== Stated goal ==
Reproduce the data below with each "particle" swapped for "dot" and nothing else altered. Leave the pictures out.

____________________

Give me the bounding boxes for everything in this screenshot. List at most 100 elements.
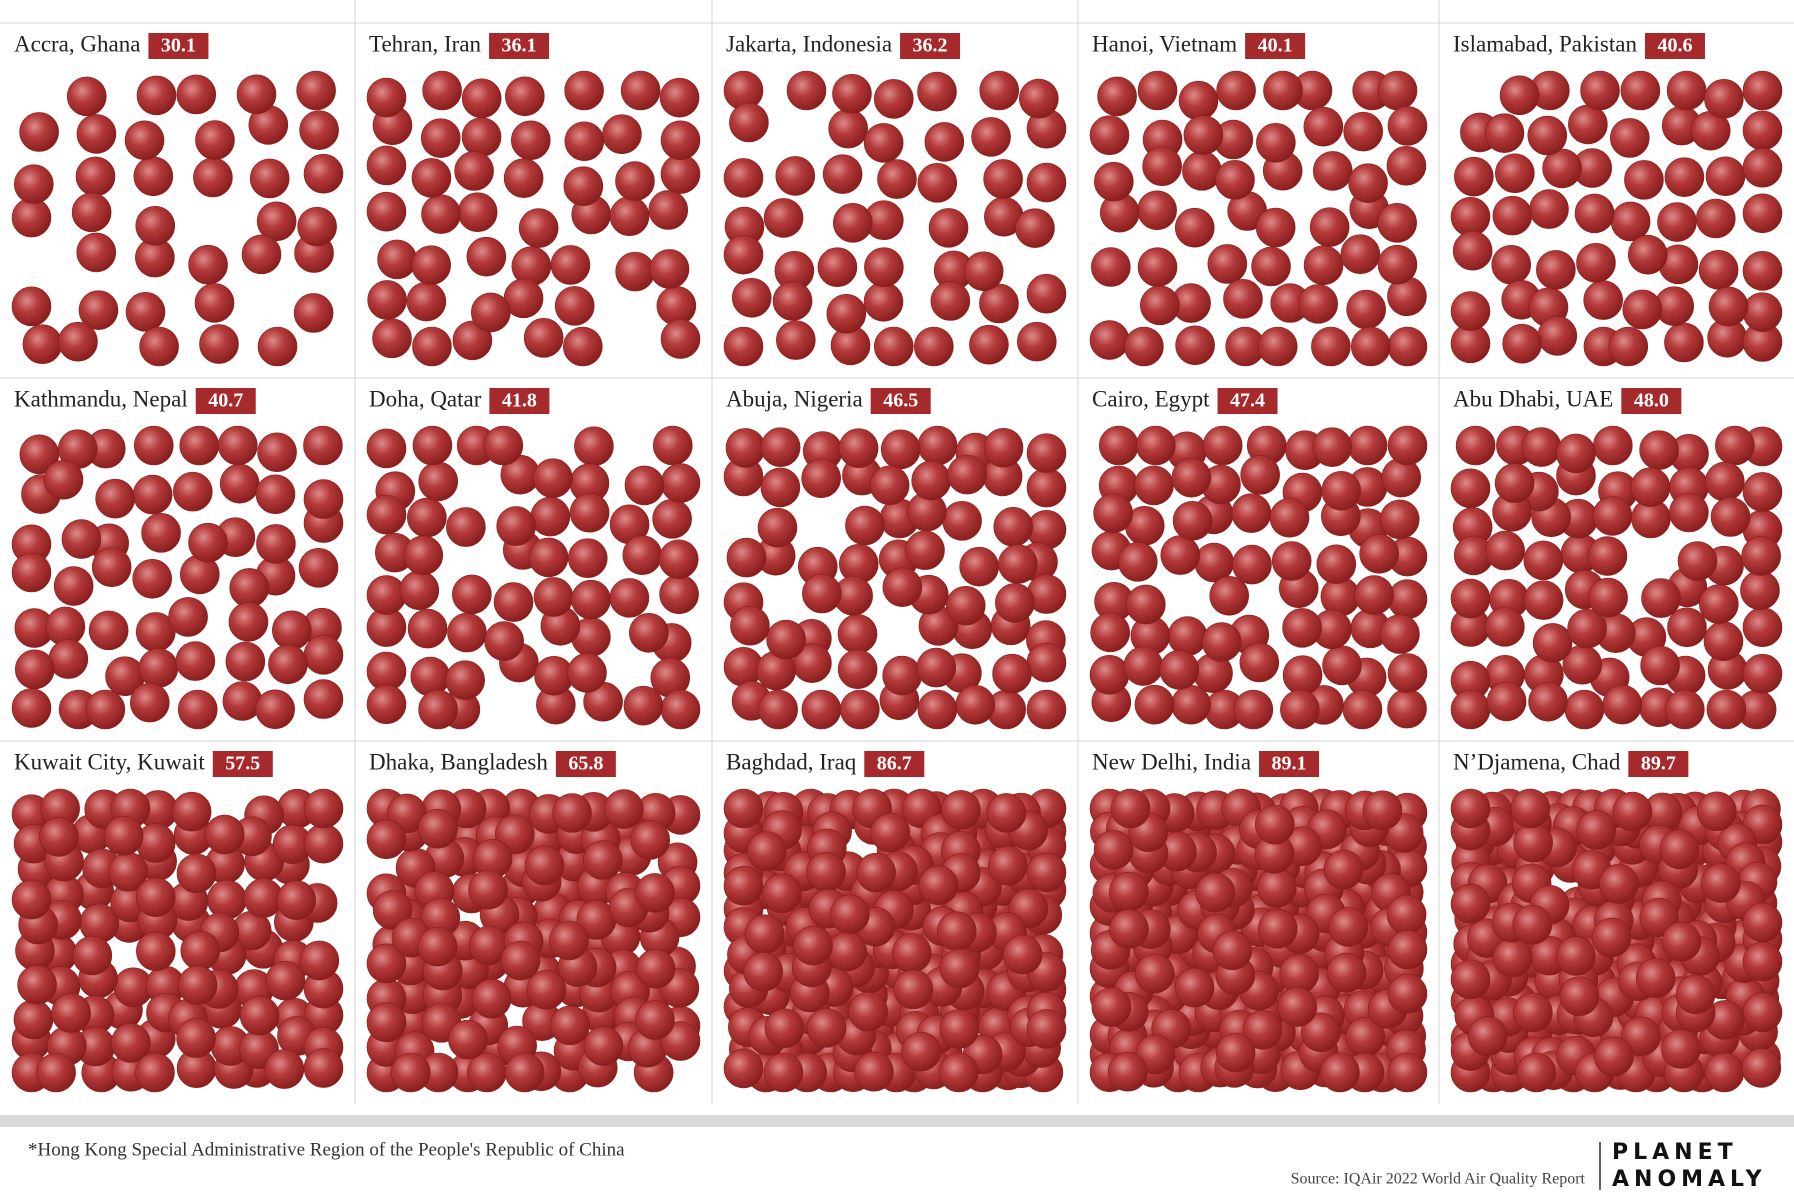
particle [1015, 208, 1055, 248]
particle [1527, 115, 1568, 156]
particle [1556, 433, 1596, 474]
particle [417, 926, 458, 967]
particle [139, 326, 179, 367]
particle [505, 76, 545, 117]
particle [658, 539, 699, 580]
source: Source: IQAir 2022 World Air Quality Rep… [1291, 1171, 1586, 1188]
particle [1564, 689, 1605, 730]
particle [1568, 104, 1608, 145]
particle [366, 145, 407, 186]
particle [911, 460, 951, 501]
particle [1002, 934, 1043, 975]
particle [1137, 190, 1177, 231]
particle [503, 158, 544, 198]
particle [1661, 1029, 1701, 1069]
particle [1703, 621, 1744, 662]
particle [1089, 320, 1130, 360]
particle [747, 831, 787, 871]
particle [869, 465, 910, 506]
particle [11, 552, 52, 593]
value-label: 86.7 [877, 753, 912, 775]
particle [257, 326, 298, 367]
particle [1167, 616, 1208, 656]
particle [1387, 425, 1428, 466]
particle [760, 467, 801, 508]
particle [837, 649, 878, 690]
particle [176, 74, 217, 115]
particle [468, 869, 508, 910]
particle [554, 286, 595, 326]
particle [1160, 535, 1201, 575]
particle [1279, 953, 1319, 994]
particle [76, 232, 117, 273]
particle [1195, 872, 1236, 913]
value-label: 48.0 [1634, 390, 1669, 412]
particle [299, 940, 340, 981]
particle [218, 425, 258, 466]
particle [1492, 937, 1533, 978]
particle [366, 684, 407, 725]
particle [1567, 608, 1607, 649]
particle [533, 577, 574, 617]
particle [1089, 115, 1130, 156]
particle [893, 969, 934, 1010]
particle [963, 251, 1004, 292]
particle [1269, 497, 1310, 538]
particle [574, 426, 614, 467]
particle [1536, 250, 1576, 290]
particle [1171, 457, 1212, 498]
particle [188, 244, 228, 285]
particle [11, 197, 52, 238]
particle [303, 1048, 344, 1088]
particle [845, 505, 885, 546]
particle [1091, 987, 1132, 1027]
particle [172, 471, 213, 512]
particle [1340, 234, 1381, 275]
particle [1521, 427, 1562, 467]
particle [1664, 157, 1705, 197]
particle [822, 154, 863, 194]
particle [1303, 245, 1344, 286]
particle [132, 559, 173, 599]
particle [615, 251, 655, 292]
particle [179, 425, 220, 466]
particle [1742, 292, 1783, 332]
particle [1556, 936, 1596, 976]
particle [979, 283, 1019, 324]
particle [1513, 992, 1553, 1033]
particle [1386, 145, 1427, 186]
particle [483, 425, 524, 466]
particle [229, 568, 270, 608]
divider-band [0, 1115, 1794, 1127]
particle [303, 679, 344, 719]
particle [1091, 247, 1131, 287]
particle [864, 247, 904, 288]
particle [1137, 70, 1178, 111]
particle [11, 688, 52, 728]
particle [1499, 75, 1540, 116]
particle [1588, 577, 1628, 618]
city-label: Dhaka, Bangladesh [369, 749, 548, 774]
particle [176, 853, 217, 894]
particle [563, 166, 604, 207]
particle [1666, 70, 1707, 111]
particle [764, 1008, 805, 1049]
particle [500, 940, 541, 981]
particle [758, 689, 798, 730]
particle [1346, 289, 1386, 330]
particle [1675, 974, 1716, 1015]
particle [882, 567, 923, 607]
particle [467, 1052, 507, 1093]
particle [303, 788, 344, 829]
particle [19, 112, 59, 152]
footnote: *Hong Kong Special Administrative Region… [28, 1139, 625, 1160]
particle [180, 930, 221, 971]
particle [873, 326, 914, 367]
particle [452, 320, 493, 361]
particle [1667, 607, 1707, 648]
particle [299, 110, 339, 150]
particle [1280, 689, 1320, 730]
particle [760, 427, 801, 468]
particle [1609, 118, 1650, 158]
particle [412, 326, 452, 367]
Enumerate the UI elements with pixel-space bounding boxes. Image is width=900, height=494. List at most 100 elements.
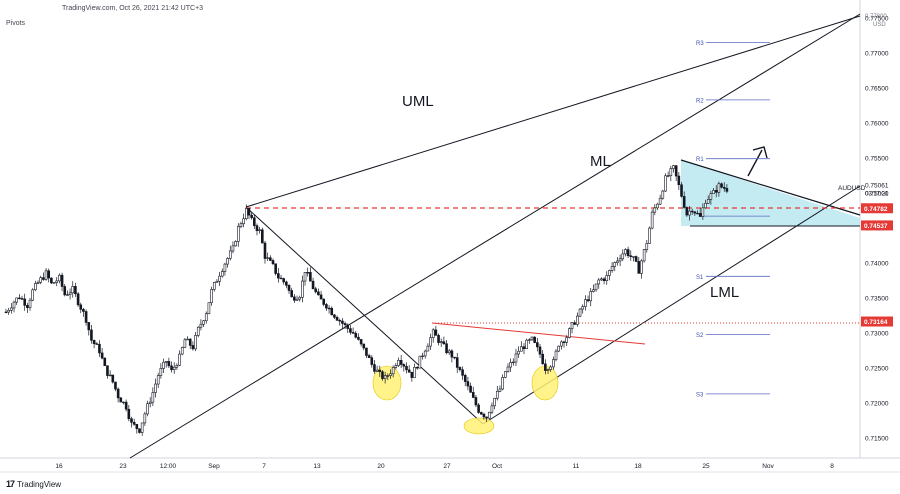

____________________

== The output ==
Give me the bounding boxes for everything in this screenshot. List at most 100 elements.
dot [1015, 208, 1055, 248]
dot [1527, 115, 1568, 156]
dot [1556, 433, 1596, 474]
dot [417, 926, 458, 967]
dot [139, 326, 179, 367]
dot [505, 76, 545, 117]
dot [658, 539, 699, 580]
source: Source: IQAir 2022 World Air Quality Rep… [1291, 1171, 1586, 1188]
dot [1564, 689, 1605, 730]
dot [1568, 104, 1608, 145]
dot [366, 145, 407, 186]
dot [911, 460, 951, 501]
dot [1002, 934, 1043, 975]
dot [1137, 190, 1177, 231]
dot [503, 158, 544, 198]
dot [1661, 1029, 1701, 1069]
dot [1703, 621, 1744, 662]
dot [1089, 320, 1130, 360]
dot [747, 831, 787, 871]
dot [869, 465, 910, 506]
dot [11, 552, 52, 593]
value-label: 86.7 [877, 753, 912, 775]
dot [257, 326, 298, 367]
dot [1167, 616, 1208, 656]
dot [1387, 425, 1428, 466]
dot [760, 467, 801, 508]
dot [837, 649, 878, 690]
dot [176, 74, 217, 115]
dot [468, 869, 508, 910]
dot [554, 286, 595, 326]
dot [1160, 535, 1201, 575]
dot [1279, 953, 1319, 994]
dot [76, 232, 117, 273]
dot [1195, 872, 1236, 913]
value-label: 48.0 [1634, 390, 1669, 412]
dot [299, 940, 340, 981]
dot [218, 425, 258, 466]
dot [1492, 937, 1533, 978]
dot [366, 684, 407, 725]
dot [1567, 608, 1607, 649]
dot [533, 577, 574, 617]
dot [1089, 115, 1130, 156]
dot [893, 969, 934, 1010]
dot [963, 251, 1004, 292]
dot [1269, 497, 1310, 538]
dot [574, 426, 614, 467]
dot [1536, 250, 1576, 290]
dot [1171, 457, 1212, 498]
dot [188, 244, 228, 285]
dot [11, 197, 52, 238]
dot [303, 1048, 344, 1088]
dot [845, 505, 885, 546]
dot [1091, 987, 1132, 1027]
dot [172, 471, 213, 512]
dot [1340, 234, 1381, 275]
dot [1521, 427, 1562, 467]
dot [1664, 157, 1705, 197]
dot [822, 154, 863, 194]
dot [1303, 245, 1344, 286]
dot [132, 559, 173, 599]
dot [615, 251, 655, 292]
dot [179, 425, 220, 466]
dot [1742, 292, 1783, 332]
dot [1556, 936, 1596, 976]
dot [979, 283, 1019, 324]
dot [1513, 992, 1553, 1033]
dot [1386, 145, 1427, 186]
dot [483, 425, 524, 466]
dot [229, 568, 270, 608]
divider-band [0, 1115, 1794, 1127]
dot [303, 679, 344, 719]
dot [1091, 247, 1131, 287]
dot [864, 247, 904, 288]
dot [1137, 70, 1178, 111]
dot [11, 688, 52, 728]
dot [1499, 75, 1540, 116]
dot [1588, 577, 1628, 618]
city-label: Dhaka, Bangladesh [369, 749, 548, 774]
dot [176, 853, 217, 894]
dot [563, 166, 604, 207]
dot [1666, 70, 1707, 111]
dot [764, 1008, 805, 1049]
dot [500, 940, 541, 981]
dot [758, 689, 798, 730]
dot [1346, 289, 1386, 330]
dot [1675, 974, 1716, 1015]
dot [882, 567, 923, 607]
dot [467, 1052, 507, 1093]
dot [303, 788, 344, 829]
dot [19, 112, 59, 152]
footnote: *Hong Kong Special Administrative Region… [28, 1139, 625, 1160]
dot [180, 930, 221, 971]
dot [873, 326, 914, 367]
dot [452, 320, 493, 361]
dot [1667, 607, 1707, 648]
dot [299, 110, 339, 150]
dot [1280, 689, 1320, 730]
dot [760, 427, 801, 468]
dot [1609, 118, 1650, 158]
dot [412, 326, 452, 367]
Enumerate the UI elements with pixel-space bounding boxes. Image is width=900, height=494. List at most 100 elements.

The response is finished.